— START —
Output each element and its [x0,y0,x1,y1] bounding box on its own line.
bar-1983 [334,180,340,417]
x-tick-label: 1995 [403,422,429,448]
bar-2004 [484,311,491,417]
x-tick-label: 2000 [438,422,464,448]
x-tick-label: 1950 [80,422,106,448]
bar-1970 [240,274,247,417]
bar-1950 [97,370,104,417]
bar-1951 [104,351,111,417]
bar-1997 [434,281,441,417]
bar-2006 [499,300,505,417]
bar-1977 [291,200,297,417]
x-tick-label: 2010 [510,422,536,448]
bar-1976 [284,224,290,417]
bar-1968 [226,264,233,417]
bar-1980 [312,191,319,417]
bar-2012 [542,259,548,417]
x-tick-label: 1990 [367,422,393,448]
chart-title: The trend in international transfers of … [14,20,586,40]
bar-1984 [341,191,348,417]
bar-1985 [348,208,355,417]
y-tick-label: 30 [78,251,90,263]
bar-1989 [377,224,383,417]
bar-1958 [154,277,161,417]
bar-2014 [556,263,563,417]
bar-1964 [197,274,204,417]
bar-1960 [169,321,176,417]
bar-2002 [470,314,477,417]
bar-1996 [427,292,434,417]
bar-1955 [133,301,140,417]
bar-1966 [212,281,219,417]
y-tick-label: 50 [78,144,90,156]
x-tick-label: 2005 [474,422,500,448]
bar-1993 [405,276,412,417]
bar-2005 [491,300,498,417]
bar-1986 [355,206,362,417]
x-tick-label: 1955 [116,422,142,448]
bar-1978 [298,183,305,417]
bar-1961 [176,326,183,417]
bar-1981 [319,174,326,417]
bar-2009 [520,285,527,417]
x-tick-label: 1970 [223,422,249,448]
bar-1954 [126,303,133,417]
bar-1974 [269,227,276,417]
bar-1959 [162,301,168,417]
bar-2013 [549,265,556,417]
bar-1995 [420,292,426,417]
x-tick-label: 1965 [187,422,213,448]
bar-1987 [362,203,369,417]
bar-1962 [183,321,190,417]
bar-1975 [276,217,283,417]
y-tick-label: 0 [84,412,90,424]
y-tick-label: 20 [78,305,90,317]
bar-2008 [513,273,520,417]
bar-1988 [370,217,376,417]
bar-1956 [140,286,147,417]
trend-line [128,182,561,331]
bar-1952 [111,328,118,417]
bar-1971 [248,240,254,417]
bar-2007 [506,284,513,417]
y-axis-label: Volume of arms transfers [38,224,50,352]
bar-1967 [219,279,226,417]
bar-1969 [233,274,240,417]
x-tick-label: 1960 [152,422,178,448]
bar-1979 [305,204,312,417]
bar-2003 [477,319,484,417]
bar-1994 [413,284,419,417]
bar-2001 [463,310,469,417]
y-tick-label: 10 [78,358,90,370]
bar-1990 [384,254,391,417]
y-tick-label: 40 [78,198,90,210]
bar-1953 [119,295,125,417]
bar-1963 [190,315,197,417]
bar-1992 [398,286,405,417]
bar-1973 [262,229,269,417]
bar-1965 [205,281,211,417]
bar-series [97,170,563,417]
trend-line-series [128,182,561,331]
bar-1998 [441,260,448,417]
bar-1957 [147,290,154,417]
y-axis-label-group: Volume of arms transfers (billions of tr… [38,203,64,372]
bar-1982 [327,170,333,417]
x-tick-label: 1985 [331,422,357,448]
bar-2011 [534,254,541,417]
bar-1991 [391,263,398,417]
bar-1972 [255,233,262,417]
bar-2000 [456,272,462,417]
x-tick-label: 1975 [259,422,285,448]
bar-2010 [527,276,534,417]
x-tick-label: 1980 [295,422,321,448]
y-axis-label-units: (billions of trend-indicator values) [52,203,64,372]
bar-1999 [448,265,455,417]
— END —
● Prompt
Can you reproduce the lines above with every "y-tick-label" replaced by "y-axis-tick-label" and everything else left unchanged?

● Solution
Output each element and its [x0,y0,x1,y1] bounding box on its own line.
bar-1983 [334,180,340,417]
x-tick-label: 1995 [403,422,429,448]
bar-2004 [484,311,491,417]
x-tick-label: 2000 [438,422,464,448]
x-tick-label: 1950 [80,422,106,448]
bar-1970 [240,274,247,417]
bar-1950 [97,370,104,417]
bar-1951 [104,351,111,417]
bar-1997 [434,281,441,417]
bar-2006 [499,300,505,417]
bar-1977 [291,200,297,417]
x-tick-label: 2010 [510,422,536,448]
bar-1976 [284,224,290,417]
bar-1968 [226,264,233,417]
bar-1980 [312,191,319,417]
bar-2012 [542,259,548,417]
x-tick-label: 1990 [367,422,393,448]
chart-title: The trend in international transfers of … [14,20,586,40]
bar-1984 [341,191,348,417]
bar-1985 [348,208,355,417]
y-axis-tick-label: 30 [78,251,90,263]
bar-1989 [377,224,383,417]
bar-1958 [154,277,161,417]
bar-2014 [556,263,563,417]
bar-1964 [197,274,204,417]
bar-1960 [169,321,176,417]
bar-2002 [470,314,477,417]
bar-1996 [427,292,434,417]
bar-1955 [133,301,140,417]
bar-1966 [212,281,219,417]
y-axis-tick-label: 50 [78,144,90,156]
x-tick-label: 2005 [474,422,500,448]
bar-1993 [405,276,412,417]
bar-2005 [491,300,498,417]
bar-1986 [355,206,362,417]
x-tick-label: 1955 [116,422,142,448]
bar-1978 [298,183,305,417]
bar-1961 [176,326,183,417]
bar-1981 [319,174,326,417]
bar-2009 [520,285,527,417]
x-tick-label: 1970 [223,422,249,448]
bar-1954 [126,303,133,417]
bar-1974 [269,227,276,417]
bar-1959 [162,301,168,417]
bar-2013 [549,265,556,417]
bar-1995 [420,292,426,417]
x-tick-label: 1965 [187,422,213,448]
bar-1987 [362,203,369,417]
bar-1962 [183,321,190,417]
bar-1975 [276,217,283,417]
y-axis-tick-label: 0 [84,412,90,424]
y-axis-tick-label: 20 [78,305,90,317]
bar-2008 [513,273,520,417]
bar-1988 [370,217,376,417]
bar-1956 [140,286,147,417]
trend-line [128,182,561,331]
bar-1952 [111,328,118,417]
bar-1971 [248,240,254,417]
bar-2007 [506,284,513,417]
y-axis-label: Volume of arms transfers [38,224,50,352]
bar-1967 [219,279,226,417]
bar-1969 [233,274,240,417]
x-tick-label: 1960 [152,422,178,448]
bar-1979 [305,204,312,417]
bar-2003 [477,319,484,417]
bar-1994 [413,284,419,417]
bar-2001 [463,310,469,417]
y-axis-tick-label: 10 [78,358,90,370]
bar-1990 [384,254,391,417]
y-axis-tick-label: 40 [78,198,90,210]
bar-1953 [119,295,125,417]
bar-1963 [190,315,197,417]
bar-1992 [398,286,405,417]
bar-1973 [262,229,269,417]
bar-1965 [205,281,211,417]
bar-series [97,170,563,417]
trend-line-series [128,182,561,331]
bar-1998 [441,260,448,417]
bar-1957 [147,290,154,417]
y-axis-label-group: Volume of arms transfers (billions of tr… [38,203,64,372]
bar-1982 [327,170,333,417]
x-tick-label: 1985 [331,422,357,448]
bar-2011 [534,254,541,417]
bar-1991 [391,263,398,417]
bar-1972 [255,233,262,417]
bar-2000 [456,272,462,417]
x-tick-label: 1975 [259,422,285,448]
bar-2010 [527,276,534,417]
x-tick-label: 1980 [295,422,321,448]
y-axis-label-units: (billions of trend-indicator values) [52,203,64,372]
bar-1999 [448,265,455,417]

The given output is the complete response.